» **INSTRUCTION**
Pick every line from the data that holds the word "TradeWave".

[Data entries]
— begin —

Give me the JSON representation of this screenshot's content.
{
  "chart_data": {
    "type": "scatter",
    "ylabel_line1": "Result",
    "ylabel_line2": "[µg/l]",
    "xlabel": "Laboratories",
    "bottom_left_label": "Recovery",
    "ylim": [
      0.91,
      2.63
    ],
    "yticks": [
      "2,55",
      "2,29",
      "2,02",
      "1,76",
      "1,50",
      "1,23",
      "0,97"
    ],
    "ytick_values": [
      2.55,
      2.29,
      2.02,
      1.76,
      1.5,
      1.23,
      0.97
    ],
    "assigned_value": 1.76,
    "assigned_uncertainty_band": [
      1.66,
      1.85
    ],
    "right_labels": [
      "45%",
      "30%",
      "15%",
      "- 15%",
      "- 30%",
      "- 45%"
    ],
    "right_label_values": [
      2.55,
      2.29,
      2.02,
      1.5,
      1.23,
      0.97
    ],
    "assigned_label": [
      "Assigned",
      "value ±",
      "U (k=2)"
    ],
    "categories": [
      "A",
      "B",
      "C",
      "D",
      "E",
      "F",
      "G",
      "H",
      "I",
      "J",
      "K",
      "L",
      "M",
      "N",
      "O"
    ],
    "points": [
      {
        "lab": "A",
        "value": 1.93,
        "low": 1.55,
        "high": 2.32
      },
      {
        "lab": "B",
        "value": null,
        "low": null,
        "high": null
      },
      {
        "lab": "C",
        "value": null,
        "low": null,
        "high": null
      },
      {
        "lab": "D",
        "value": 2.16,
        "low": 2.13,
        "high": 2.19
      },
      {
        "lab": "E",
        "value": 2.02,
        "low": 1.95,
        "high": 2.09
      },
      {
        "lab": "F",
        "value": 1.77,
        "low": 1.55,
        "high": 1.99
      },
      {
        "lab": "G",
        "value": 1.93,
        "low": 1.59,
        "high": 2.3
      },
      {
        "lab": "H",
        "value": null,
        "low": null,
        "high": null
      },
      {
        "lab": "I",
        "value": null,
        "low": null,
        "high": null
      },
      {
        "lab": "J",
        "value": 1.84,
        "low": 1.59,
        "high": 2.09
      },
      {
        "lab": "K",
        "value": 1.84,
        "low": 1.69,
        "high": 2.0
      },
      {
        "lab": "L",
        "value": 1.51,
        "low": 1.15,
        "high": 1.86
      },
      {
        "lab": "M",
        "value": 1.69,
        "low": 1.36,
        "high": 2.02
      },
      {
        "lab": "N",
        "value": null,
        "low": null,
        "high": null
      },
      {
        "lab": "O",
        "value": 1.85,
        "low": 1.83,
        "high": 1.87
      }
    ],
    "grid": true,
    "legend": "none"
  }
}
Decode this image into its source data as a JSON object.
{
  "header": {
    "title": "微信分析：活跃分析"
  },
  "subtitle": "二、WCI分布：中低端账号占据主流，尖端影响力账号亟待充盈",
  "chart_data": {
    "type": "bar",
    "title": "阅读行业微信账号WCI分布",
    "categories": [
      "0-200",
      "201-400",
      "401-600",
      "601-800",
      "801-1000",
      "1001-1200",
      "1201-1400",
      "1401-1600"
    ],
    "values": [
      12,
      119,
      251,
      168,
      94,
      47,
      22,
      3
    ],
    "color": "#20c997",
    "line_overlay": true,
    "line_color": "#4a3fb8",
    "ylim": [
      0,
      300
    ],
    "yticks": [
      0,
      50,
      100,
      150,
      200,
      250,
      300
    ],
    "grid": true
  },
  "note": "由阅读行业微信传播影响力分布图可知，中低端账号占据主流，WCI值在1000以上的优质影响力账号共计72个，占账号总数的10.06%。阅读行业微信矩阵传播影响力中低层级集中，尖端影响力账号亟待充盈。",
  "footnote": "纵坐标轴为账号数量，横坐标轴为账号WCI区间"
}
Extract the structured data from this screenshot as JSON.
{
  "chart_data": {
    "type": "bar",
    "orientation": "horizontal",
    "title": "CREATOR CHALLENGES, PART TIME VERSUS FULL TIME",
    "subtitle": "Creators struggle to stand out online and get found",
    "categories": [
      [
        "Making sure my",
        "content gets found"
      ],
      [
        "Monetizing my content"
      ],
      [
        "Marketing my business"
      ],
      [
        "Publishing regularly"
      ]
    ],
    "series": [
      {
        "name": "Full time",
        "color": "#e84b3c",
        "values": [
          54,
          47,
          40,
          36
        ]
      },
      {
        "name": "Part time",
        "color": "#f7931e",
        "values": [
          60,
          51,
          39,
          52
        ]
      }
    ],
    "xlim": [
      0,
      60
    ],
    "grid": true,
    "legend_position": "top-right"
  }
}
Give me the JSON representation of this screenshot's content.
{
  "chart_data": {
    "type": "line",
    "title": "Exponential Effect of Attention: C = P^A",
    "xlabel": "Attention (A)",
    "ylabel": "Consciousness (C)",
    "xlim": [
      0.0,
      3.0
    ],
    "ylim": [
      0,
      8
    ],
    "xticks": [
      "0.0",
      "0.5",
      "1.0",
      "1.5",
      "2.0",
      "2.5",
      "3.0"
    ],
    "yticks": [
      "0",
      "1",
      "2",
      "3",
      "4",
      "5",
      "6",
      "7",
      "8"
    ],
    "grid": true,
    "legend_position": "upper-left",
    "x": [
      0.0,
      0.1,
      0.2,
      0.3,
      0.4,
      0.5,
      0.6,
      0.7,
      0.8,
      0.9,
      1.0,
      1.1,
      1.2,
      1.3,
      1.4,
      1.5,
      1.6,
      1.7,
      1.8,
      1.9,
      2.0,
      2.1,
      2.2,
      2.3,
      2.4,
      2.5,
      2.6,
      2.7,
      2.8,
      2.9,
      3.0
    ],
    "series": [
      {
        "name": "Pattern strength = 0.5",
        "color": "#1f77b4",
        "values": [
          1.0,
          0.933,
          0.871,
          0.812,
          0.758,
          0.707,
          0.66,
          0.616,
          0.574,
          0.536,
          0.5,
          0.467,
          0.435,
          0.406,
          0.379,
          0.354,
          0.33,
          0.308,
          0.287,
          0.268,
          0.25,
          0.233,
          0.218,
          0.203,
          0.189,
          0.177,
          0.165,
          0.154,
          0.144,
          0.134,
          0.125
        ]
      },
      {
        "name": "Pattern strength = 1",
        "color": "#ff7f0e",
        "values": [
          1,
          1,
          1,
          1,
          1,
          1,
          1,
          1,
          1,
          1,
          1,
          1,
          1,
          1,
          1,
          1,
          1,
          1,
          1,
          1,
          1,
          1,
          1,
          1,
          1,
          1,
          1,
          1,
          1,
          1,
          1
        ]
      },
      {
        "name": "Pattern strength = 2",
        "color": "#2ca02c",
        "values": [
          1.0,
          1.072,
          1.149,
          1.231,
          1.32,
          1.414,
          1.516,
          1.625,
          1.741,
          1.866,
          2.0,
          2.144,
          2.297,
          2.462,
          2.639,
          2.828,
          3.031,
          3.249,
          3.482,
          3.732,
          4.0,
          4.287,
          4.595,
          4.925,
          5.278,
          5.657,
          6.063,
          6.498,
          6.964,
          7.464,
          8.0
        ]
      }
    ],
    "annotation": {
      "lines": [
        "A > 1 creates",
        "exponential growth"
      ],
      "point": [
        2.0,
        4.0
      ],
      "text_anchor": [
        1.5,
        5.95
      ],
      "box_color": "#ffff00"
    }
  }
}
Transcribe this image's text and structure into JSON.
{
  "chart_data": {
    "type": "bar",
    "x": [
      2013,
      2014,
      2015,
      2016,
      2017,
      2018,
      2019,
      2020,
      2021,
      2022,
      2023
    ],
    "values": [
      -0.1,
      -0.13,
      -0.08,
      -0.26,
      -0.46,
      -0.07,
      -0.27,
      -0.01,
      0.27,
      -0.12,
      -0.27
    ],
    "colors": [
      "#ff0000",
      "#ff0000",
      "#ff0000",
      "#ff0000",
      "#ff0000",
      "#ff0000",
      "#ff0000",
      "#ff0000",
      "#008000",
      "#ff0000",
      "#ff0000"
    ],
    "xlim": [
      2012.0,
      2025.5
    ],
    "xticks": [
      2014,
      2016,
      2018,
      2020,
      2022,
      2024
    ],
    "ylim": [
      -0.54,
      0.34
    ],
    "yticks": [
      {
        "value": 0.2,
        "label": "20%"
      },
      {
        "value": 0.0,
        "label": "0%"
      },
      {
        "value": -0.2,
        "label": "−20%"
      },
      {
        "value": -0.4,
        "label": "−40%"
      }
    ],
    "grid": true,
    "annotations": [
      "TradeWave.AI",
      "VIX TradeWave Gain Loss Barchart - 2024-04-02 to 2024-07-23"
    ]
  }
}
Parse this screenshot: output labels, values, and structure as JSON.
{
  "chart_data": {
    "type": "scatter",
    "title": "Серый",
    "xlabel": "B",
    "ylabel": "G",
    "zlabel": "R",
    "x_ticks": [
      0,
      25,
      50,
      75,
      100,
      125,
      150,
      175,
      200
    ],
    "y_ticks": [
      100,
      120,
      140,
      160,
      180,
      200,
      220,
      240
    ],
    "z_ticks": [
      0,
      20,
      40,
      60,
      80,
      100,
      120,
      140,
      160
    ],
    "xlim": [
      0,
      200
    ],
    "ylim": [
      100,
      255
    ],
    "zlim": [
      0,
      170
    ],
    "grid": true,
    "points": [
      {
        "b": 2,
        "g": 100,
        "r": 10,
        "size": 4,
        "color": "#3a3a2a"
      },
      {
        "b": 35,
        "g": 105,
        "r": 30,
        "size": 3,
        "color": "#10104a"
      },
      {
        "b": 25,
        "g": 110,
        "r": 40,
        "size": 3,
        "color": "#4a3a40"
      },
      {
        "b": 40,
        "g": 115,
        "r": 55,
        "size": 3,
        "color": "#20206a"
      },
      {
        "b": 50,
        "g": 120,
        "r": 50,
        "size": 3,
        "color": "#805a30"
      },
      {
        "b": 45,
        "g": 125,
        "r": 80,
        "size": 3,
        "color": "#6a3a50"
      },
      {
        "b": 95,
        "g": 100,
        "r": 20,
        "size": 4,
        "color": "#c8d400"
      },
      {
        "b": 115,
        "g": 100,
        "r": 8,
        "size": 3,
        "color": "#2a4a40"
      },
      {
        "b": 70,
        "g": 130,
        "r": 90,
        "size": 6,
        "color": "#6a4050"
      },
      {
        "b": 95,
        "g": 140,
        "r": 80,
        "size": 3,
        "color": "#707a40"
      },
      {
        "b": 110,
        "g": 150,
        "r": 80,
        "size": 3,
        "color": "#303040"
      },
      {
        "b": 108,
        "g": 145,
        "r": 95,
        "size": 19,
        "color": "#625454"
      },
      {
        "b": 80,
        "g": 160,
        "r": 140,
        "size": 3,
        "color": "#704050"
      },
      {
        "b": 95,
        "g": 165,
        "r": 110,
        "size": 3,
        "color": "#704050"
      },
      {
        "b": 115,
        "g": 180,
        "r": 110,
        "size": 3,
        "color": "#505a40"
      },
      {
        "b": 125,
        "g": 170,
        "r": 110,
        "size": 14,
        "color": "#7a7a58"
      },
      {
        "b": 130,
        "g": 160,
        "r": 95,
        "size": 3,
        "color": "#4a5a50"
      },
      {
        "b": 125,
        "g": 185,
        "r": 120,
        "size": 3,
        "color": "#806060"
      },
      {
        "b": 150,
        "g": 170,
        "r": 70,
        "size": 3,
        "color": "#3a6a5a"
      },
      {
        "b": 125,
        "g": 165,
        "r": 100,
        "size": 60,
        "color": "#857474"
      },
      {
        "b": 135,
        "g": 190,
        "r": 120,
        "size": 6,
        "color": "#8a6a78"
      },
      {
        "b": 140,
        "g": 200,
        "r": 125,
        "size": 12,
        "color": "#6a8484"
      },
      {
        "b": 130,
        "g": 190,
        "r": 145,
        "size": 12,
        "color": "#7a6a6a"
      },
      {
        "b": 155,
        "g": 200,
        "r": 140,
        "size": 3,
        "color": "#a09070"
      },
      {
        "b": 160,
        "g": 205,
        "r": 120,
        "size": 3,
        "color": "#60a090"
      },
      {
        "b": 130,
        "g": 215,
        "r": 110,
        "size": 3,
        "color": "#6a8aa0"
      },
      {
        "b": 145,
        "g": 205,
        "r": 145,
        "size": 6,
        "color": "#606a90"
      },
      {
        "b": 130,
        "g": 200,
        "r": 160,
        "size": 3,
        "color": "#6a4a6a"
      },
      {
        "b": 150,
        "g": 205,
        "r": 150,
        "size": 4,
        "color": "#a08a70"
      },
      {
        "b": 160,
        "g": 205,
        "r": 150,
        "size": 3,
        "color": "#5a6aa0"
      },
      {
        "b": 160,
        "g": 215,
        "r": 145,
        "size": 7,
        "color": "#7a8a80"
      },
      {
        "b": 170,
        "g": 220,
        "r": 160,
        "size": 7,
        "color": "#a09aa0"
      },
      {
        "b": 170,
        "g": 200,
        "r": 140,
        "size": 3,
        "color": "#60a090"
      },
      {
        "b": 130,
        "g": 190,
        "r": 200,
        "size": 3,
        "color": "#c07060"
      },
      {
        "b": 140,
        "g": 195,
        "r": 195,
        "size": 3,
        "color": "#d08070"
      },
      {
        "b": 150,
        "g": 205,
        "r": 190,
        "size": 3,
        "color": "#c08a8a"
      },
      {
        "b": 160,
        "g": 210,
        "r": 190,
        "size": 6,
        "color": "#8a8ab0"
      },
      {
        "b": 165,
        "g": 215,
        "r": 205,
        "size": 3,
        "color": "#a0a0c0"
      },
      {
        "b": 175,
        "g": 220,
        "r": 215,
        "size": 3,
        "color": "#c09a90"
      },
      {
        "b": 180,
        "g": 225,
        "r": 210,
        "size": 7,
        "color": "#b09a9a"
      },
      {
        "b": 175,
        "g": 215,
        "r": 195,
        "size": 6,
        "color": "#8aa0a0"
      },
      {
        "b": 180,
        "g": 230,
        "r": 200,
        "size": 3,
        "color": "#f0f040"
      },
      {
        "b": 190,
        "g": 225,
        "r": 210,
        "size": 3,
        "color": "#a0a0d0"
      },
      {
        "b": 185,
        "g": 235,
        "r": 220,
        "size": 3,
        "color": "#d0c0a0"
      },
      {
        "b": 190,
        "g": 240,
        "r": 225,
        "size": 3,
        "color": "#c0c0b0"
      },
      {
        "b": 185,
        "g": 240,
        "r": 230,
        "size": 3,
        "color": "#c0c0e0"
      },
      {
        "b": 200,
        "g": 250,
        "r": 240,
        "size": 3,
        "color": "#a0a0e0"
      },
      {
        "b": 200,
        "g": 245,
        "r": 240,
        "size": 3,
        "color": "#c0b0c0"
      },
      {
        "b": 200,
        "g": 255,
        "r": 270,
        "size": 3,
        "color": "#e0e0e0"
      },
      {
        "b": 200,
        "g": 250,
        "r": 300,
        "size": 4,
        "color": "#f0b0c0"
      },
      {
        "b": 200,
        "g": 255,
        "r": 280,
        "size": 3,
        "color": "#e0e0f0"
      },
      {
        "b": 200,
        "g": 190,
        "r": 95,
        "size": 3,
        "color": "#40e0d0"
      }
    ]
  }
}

— end —

» **THE REPLY**
      "TradeWave.AI",
      "VIX TradeWave Gain Loss Barchart - 2024-04-02 to 2024-07-23"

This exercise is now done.